* **Input material**:
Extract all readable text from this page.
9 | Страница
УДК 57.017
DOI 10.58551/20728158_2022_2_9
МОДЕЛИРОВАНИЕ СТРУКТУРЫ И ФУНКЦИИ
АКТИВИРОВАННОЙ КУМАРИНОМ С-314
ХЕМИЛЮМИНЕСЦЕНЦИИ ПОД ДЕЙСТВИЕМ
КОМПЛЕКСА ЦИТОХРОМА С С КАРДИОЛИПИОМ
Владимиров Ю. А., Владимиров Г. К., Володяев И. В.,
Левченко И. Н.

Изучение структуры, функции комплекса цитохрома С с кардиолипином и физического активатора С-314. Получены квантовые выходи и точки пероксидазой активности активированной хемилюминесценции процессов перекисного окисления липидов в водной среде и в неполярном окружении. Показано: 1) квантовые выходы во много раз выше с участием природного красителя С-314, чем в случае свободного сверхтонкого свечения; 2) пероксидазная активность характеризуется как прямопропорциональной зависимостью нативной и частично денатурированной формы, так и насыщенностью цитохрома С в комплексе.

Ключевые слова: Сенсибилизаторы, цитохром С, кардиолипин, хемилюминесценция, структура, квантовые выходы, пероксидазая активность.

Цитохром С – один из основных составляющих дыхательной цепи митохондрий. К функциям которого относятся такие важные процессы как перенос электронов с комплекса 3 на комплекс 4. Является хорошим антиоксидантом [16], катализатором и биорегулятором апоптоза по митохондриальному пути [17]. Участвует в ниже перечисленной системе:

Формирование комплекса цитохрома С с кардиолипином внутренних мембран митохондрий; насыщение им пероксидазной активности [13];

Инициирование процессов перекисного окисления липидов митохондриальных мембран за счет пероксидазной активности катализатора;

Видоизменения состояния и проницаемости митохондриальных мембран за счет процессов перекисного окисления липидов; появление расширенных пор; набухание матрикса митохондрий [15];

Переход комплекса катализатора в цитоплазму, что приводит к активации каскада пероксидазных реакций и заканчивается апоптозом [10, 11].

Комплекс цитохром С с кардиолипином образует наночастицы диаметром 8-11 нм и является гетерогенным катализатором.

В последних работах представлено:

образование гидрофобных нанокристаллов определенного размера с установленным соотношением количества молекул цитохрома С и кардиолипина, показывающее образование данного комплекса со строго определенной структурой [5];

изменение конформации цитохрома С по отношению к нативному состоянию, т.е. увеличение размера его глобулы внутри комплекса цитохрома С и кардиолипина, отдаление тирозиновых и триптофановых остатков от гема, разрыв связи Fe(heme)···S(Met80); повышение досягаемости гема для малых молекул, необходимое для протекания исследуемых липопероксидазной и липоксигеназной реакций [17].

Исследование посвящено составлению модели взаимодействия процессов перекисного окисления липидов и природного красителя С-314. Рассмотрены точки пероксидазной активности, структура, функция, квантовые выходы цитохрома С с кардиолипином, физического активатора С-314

* **Problem to work on**: Report only how many lines in the records contain the word "выходы".

* **Answer to this exercise**: 3